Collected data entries
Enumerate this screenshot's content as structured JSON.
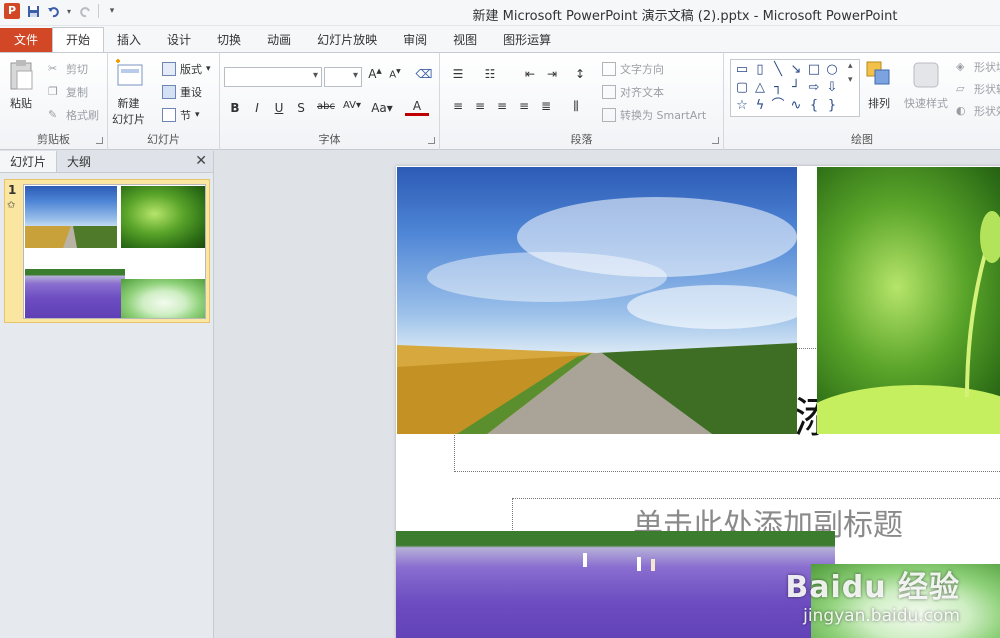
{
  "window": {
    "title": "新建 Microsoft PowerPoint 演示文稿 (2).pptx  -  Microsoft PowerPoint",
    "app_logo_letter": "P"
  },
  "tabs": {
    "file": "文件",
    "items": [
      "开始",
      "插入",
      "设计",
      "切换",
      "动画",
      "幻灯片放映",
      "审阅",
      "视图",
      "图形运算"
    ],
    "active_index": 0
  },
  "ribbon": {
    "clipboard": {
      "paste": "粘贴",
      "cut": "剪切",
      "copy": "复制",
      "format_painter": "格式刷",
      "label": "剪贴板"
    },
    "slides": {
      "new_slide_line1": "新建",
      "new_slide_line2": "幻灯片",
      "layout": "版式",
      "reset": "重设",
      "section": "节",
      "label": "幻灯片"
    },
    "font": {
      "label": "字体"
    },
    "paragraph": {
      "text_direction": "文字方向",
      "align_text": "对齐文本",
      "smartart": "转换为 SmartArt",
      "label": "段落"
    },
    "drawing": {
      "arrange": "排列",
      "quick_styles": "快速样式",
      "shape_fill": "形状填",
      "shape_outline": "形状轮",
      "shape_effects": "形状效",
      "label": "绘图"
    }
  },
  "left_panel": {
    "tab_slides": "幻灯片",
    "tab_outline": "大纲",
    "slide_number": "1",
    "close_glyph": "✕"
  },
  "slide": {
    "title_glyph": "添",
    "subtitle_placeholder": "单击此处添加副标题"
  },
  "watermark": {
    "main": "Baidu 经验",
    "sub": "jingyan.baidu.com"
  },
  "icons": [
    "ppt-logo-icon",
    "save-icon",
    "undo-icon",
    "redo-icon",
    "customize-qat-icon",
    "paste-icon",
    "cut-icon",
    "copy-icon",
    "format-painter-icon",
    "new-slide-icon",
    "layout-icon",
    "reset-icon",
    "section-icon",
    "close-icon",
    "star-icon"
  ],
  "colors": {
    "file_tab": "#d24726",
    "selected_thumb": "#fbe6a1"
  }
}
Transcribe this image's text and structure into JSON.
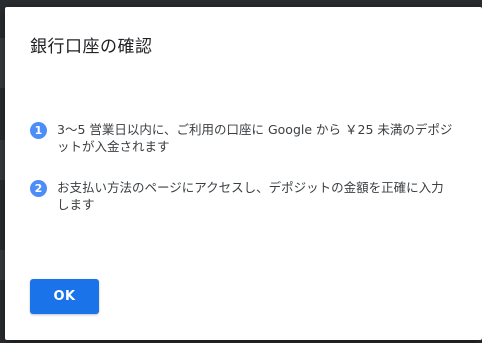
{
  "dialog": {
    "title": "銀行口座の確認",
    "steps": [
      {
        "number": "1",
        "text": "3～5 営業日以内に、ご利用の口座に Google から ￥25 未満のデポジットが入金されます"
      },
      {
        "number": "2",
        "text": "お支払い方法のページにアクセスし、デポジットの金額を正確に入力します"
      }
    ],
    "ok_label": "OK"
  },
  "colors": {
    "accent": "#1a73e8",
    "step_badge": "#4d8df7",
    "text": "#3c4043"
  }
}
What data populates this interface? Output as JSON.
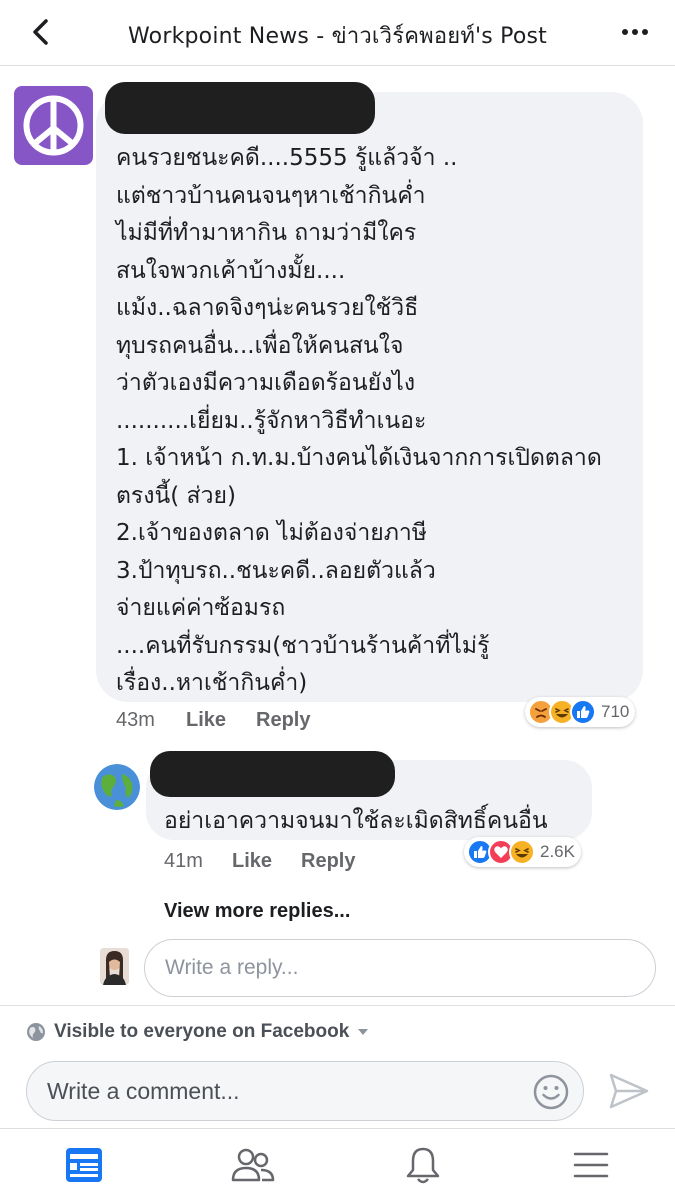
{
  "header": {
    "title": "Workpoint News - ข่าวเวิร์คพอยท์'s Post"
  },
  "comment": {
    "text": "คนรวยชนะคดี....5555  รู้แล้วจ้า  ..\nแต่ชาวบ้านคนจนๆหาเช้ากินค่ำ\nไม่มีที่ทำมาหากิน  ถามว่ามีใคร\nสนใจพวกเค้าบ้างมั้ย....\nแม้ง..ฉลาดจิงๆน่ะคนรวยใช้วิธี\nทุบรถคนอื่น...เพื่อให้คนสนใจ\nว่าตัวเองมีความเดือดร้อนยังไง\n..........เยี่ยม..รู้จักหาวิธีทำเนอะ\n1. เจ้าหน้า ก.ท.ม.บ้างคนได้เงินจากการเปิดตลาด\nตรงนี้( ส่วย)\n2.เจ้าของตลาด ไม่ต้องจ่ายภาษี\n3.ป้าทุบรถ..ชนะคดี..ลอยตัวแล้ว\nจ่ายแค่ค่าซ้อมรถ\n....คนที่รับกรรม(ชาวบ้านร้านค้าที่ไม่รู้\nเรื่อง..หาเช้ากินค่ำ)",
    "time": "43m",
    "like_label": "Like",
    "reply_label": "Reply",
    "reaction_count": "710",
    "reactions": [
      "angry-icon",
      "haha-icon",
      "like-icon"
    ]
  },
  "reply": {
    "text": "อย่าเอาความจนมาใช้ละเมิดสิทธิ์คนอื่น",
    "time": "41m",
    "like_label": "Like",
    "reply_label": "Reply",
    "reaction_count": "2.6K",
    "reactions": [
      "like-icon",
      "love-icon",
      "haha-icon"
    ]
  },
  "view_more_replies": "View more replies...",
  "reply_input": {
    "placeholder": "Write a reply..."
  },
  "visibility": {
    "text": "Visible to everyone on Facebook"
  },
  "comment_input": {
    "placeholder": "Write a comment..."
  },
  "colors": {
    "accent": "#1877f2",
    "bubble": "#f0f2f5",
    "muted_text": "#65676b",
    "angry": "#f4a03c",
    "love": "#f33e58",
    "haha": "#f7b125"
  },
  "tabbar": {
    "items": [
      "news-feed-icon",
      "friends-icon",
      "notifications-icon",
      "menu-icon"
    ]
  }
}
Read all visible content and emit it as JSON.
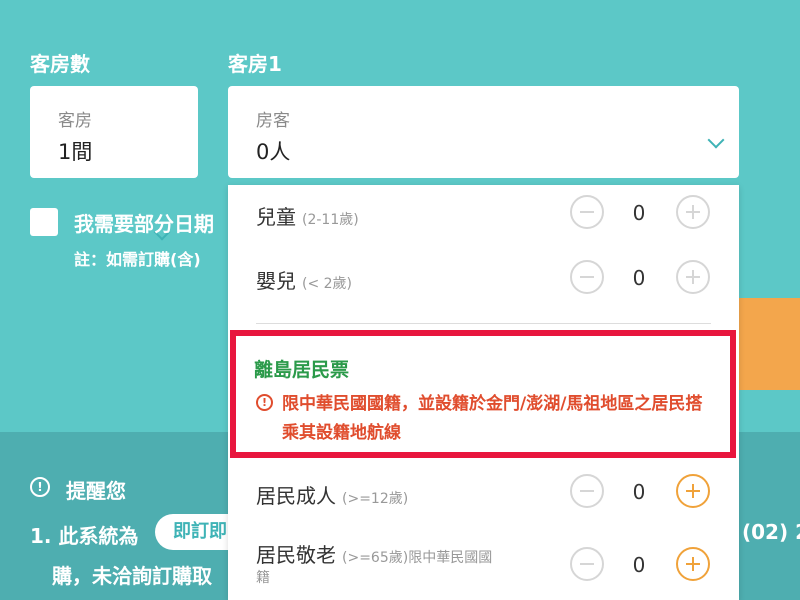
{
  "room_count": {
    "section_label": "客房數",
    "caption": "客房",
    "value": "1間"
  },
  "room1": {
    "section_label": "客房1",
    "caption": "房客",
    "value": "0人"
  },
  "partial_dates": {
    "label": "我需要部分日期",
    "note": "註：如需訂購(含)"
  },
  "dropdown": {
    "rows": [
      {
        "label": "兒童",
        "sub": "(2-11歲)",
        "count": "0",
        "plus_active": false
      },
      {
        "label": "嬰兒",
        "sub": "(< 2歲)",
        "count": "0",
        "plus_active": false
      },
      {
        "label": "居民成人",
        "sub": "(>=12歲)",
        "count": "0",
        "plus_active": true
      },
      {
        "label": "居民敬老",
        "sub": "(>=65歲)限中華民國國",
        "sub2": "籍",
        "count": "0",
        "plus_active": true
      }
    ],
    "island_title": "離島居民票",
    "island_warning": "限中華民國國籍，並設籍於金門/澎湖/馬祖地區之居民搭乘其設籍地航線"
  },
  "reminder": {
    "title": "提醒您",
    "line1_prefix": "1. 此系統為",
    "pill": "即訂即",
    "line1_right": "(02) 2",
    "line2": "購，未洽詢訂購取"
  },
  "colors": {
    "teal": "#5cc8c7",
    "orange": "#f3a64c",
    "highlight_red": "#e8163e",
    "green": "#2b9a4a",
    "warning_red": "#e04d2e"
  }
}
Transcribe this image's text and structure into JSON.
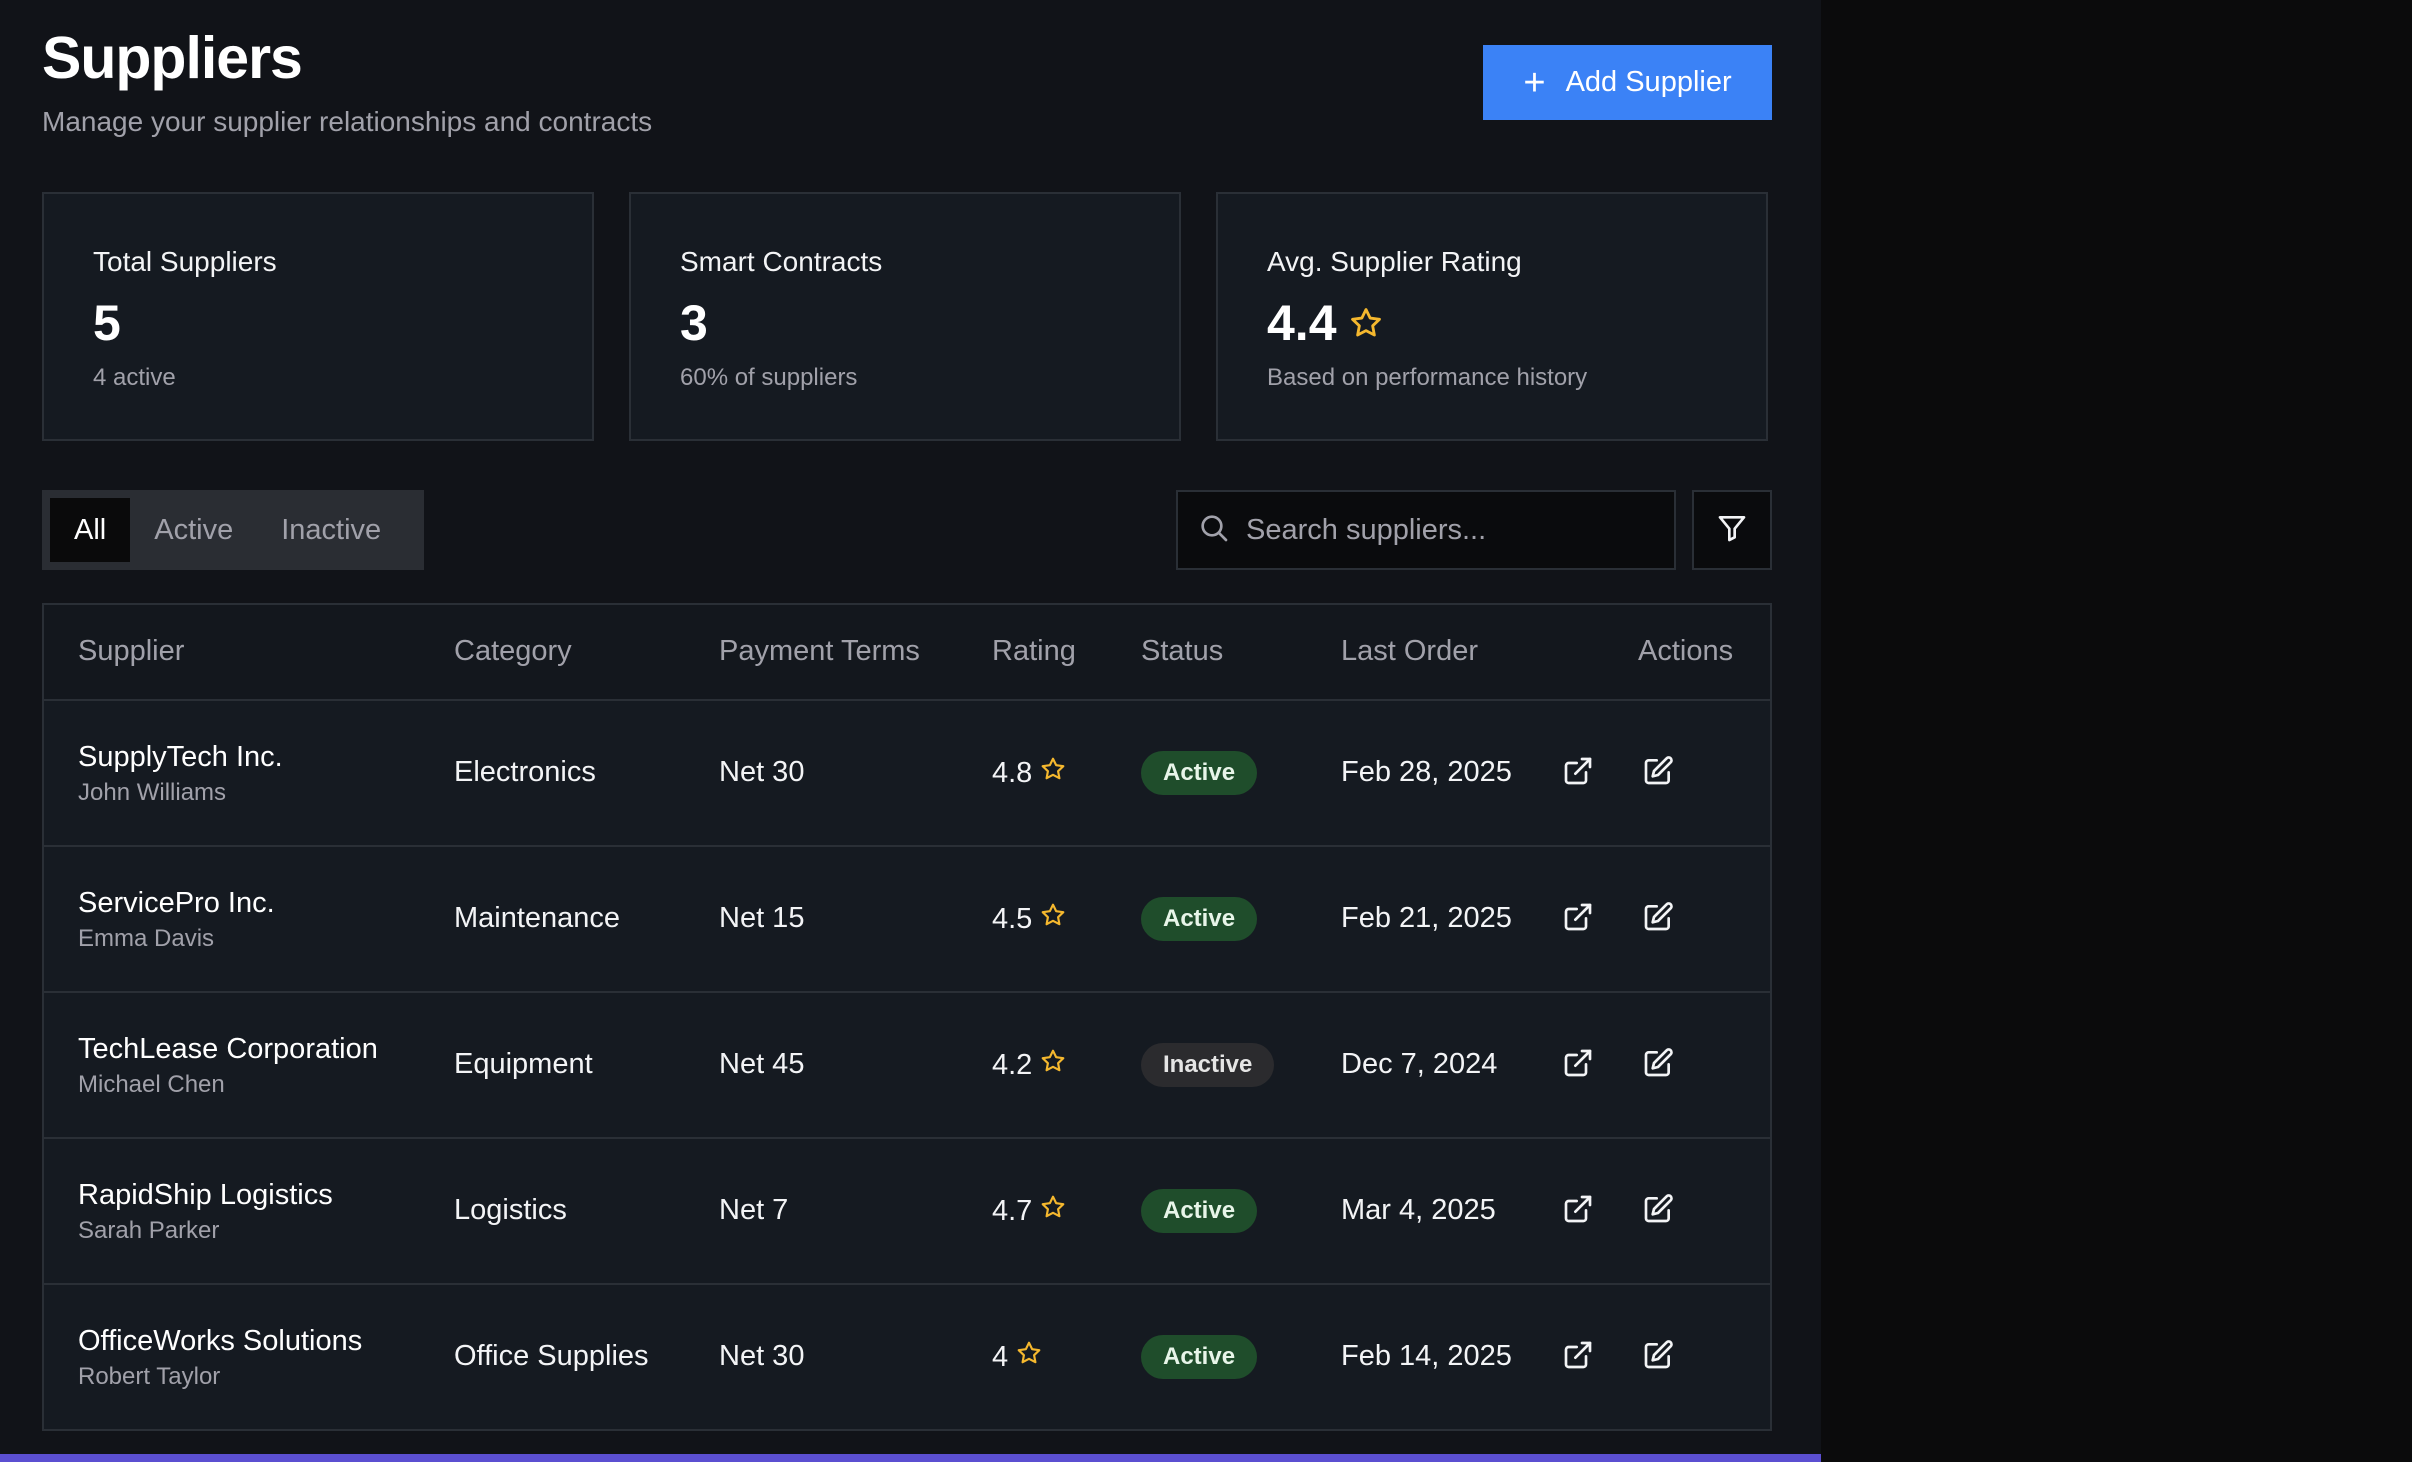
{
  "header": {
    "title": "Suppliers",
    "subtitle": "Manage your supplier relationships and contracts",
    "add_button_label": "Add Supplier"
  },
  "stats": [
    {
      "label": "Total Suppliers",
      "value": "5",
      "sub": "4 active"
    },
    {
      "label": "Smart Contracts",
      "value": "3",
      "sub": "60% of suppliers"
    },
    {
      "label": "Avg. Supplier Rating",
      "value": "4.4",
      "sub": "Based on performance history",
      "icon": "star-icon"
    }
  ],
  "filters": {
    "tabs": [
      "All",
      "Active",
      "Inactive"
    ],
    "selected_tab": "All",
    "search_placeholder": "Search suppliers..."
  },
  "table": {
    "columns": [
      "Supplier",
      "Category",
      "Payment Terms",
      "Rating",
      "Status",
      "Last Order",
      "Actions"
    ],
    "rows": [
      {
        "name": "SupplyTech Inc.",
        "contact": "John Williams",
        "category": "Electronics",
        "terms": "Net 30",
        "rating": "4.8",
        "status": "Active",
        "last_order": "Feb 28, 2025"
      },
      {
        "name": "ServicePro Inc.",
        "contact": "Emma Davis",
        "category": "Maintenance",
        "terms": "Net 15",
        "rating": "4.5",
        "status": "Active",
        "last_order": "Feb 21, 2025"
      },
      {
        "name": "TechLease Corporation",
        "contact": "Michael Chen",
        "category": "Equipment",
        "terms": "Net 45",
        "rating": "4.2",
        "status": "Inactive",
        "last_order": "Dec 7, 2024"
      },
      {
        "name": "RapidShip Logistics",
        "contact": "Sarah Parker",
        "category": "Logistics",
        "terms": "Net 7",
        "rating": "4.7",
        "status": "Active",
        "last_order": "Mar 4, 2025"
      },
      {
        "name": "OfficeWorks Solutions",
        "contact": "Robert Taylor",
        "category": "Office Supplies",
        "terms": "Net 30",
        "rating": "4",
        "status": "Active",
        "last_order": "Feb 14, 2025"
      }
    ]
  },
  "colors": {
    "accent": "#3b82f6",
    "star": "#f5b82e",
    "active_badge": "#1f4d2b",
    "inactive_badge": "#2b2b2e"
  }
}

**What the task requires**
Looking at the records above, say how many lines hold the string "contact". Write nothing but the number.

**Task answer**
5